**Task to carry out**
Check every line of the entries for "Panel", and copy the lines that hold it.

**Records that describe figures**
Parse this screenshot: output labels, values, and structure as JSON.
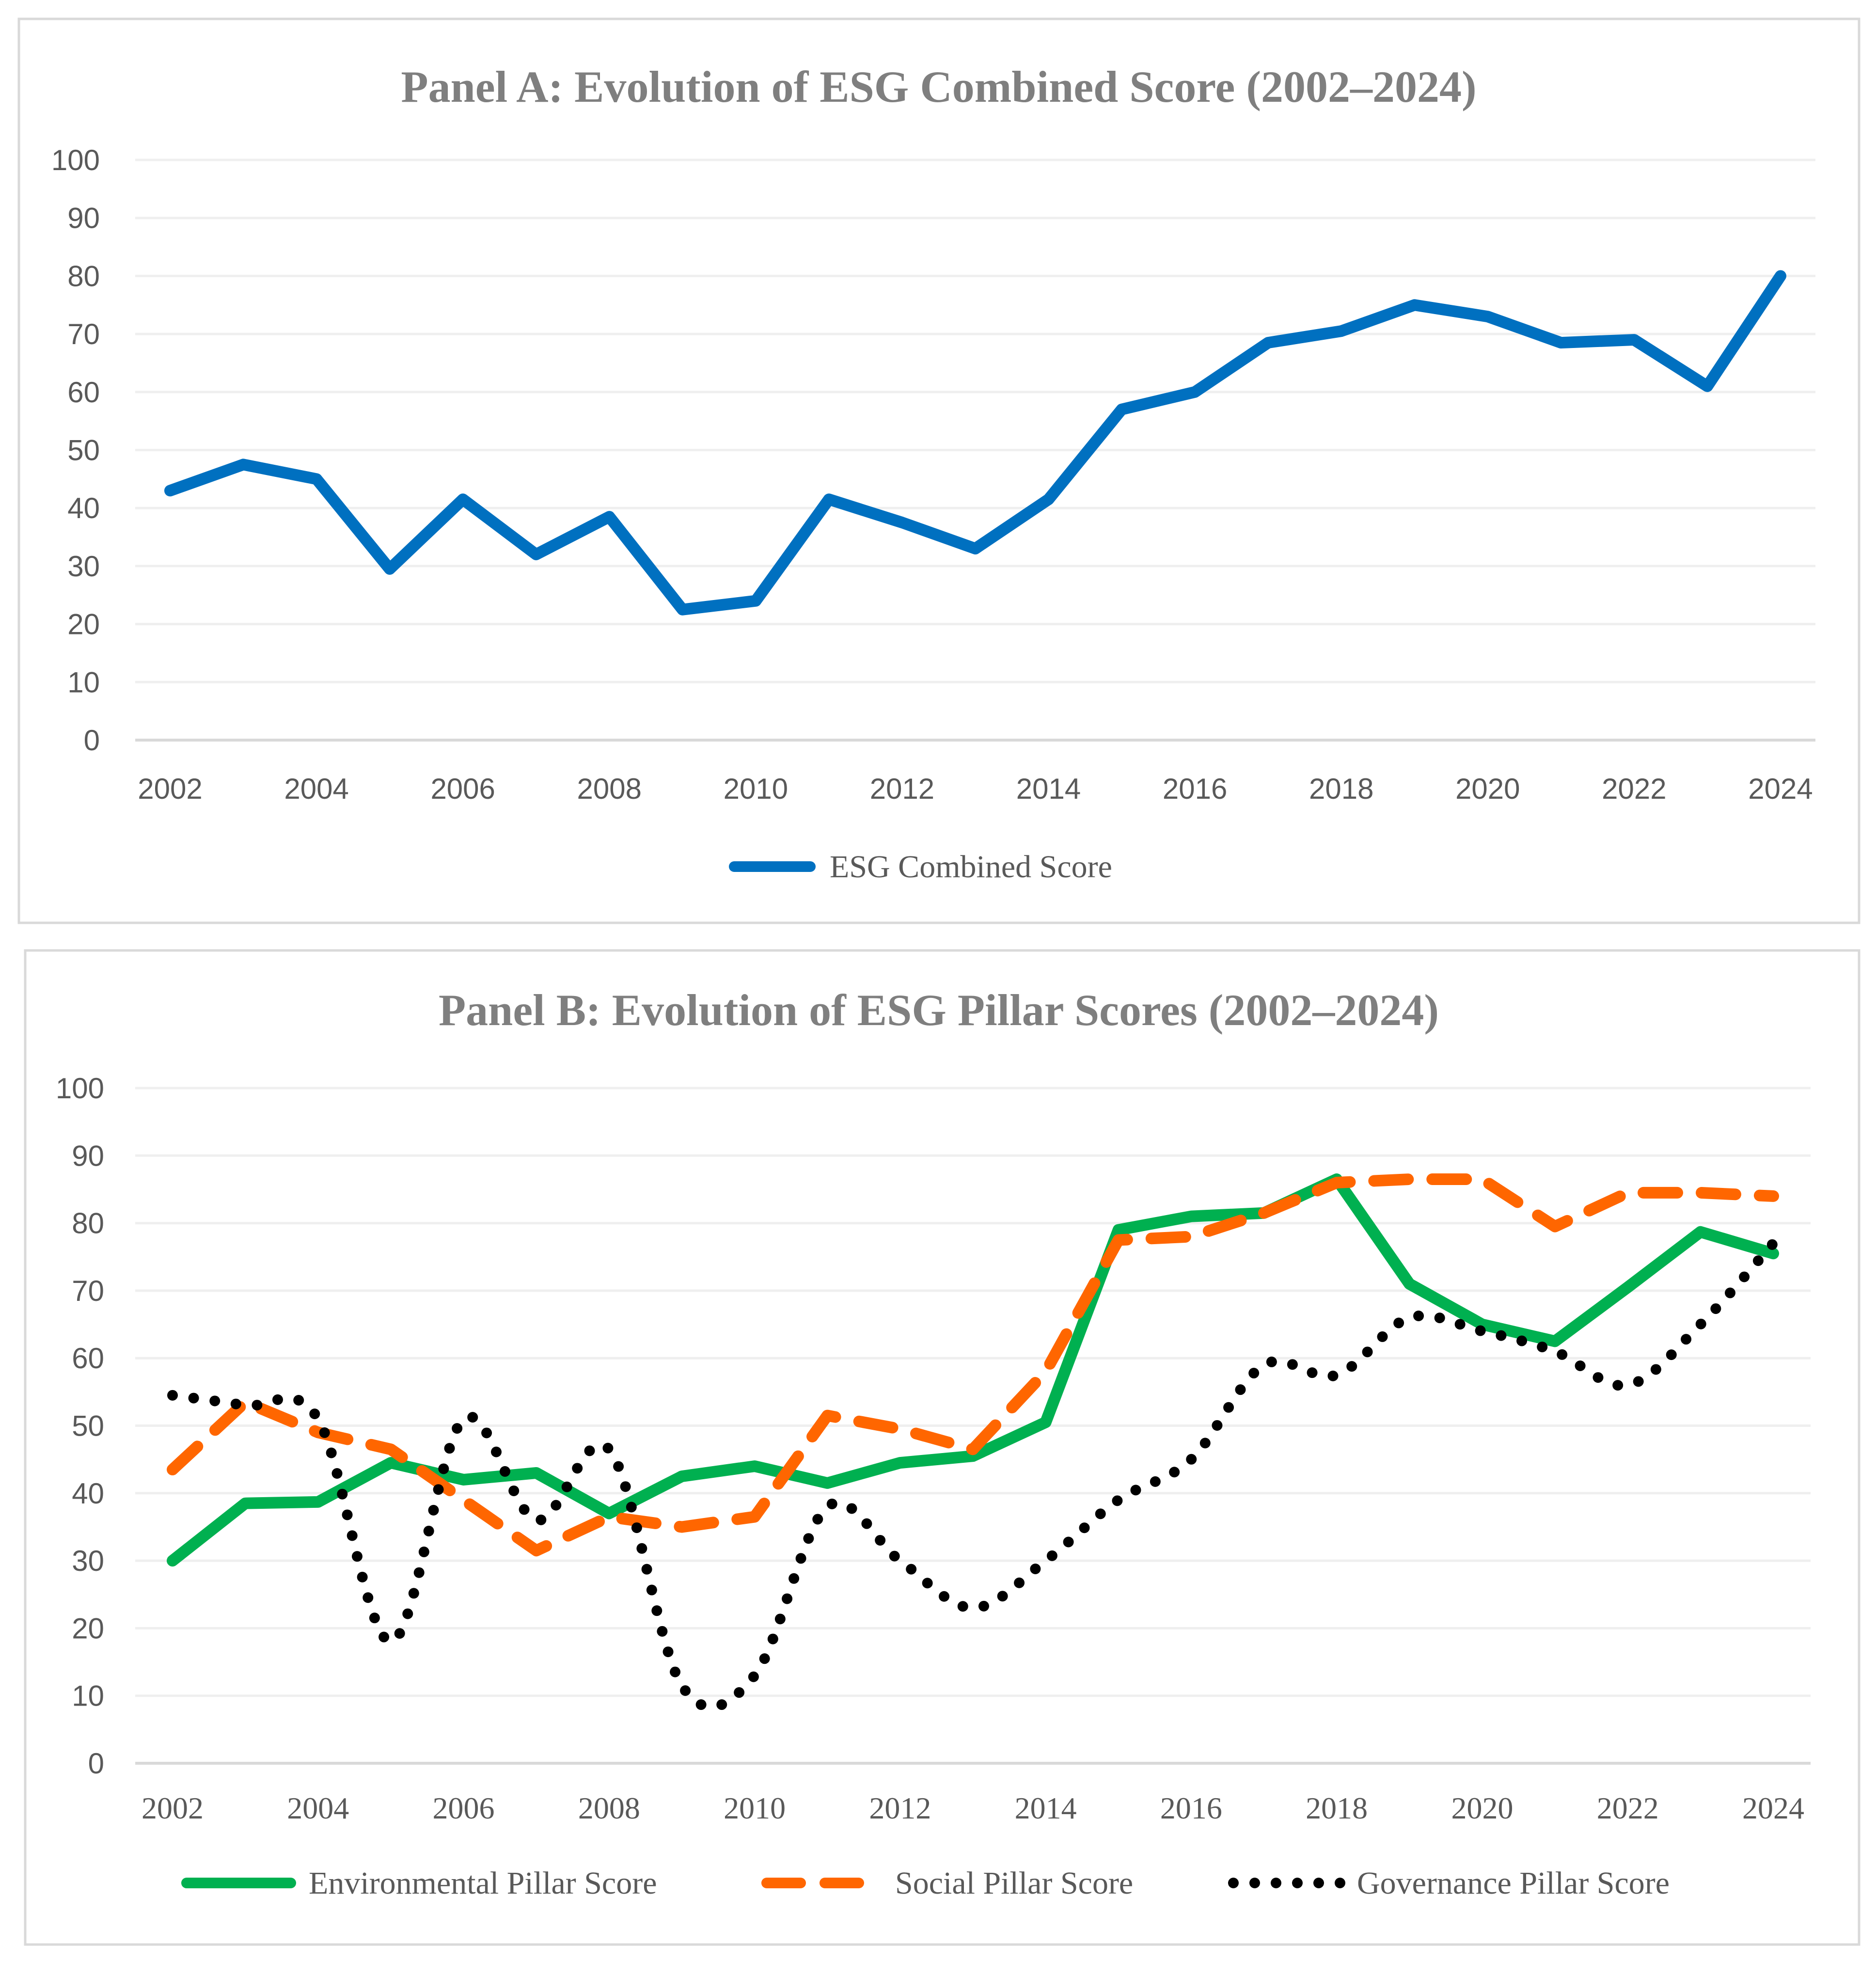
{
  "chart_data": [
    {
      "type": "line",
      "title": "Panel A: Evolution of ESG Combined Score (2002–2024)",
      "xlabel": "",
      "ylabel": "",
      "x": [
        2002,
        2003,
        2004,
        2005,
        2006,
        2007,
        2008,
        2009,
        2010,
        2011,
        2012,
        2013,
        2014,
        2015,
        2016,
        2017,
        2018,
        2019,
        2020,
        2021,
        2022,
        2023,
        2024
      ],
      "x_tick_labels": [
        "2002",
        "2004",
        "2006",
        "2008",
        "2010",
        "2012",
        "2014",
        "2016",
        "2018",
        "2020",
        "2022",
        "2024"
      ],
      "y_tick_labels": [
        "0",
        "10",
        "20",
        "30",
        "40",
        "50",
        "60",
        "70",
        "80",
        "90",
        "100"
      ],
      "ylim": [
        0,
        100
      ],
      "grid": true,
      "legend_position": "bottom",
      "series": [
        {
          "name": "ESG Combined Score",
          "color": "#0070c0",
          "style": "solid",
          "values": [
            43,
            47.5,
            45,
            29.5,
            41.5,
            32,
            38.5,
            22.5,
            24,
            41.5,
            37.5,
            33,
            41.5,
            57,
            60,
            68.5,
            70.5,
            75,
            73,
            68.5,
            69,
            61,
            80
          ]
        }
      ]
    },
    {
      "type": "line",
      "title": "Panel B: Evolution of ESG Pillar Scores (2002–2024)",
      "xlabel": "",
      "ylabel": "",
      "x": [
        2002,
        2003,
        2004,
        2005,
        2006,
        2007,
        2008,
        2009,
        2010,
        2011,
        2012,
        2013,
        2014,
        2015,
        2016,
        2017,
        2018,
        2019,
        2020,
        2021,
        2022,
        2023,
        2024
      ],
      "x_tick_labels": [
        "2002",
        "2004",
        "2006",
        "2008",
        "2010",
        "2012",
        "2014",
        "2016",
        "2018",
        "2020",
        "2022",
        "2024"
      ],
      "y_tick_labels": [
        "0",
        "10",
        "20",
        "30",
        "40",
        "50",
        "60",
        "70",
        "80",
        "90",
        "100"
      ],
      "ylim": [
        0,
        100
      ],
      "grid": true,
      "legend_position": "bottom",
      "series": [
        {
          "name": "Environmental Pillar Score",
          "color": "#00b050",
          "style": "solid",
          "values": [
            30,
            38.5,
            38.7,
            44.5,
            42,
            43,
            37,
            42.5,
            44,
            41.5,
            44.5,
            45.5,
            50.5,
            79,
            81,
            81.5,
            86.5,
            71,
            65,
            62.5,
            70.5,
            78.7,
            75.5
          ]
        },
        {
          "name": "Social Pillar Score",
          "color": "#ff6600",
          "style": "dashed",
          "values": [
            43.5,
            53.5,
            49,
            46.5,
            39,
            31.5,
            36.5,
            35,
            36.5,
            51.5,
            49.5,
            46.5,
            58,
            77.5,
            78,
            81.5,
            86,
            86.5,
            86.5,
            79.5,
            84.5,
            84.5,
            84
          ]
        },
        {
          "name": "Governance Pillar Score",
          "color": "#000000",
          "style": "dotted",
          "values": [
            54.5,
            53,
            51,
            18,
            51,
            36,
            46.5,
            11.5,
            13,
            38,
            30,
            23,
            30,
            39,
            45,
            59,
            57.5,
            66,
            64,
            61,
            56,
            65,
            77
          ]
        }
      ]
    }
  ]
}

**The completed task**
      "title": "Panel A: Evolution of ESG Combined Score (2002–2024)",
      "title": "Panel B: Evolution of ESG Pillar Scores (2002–2024)",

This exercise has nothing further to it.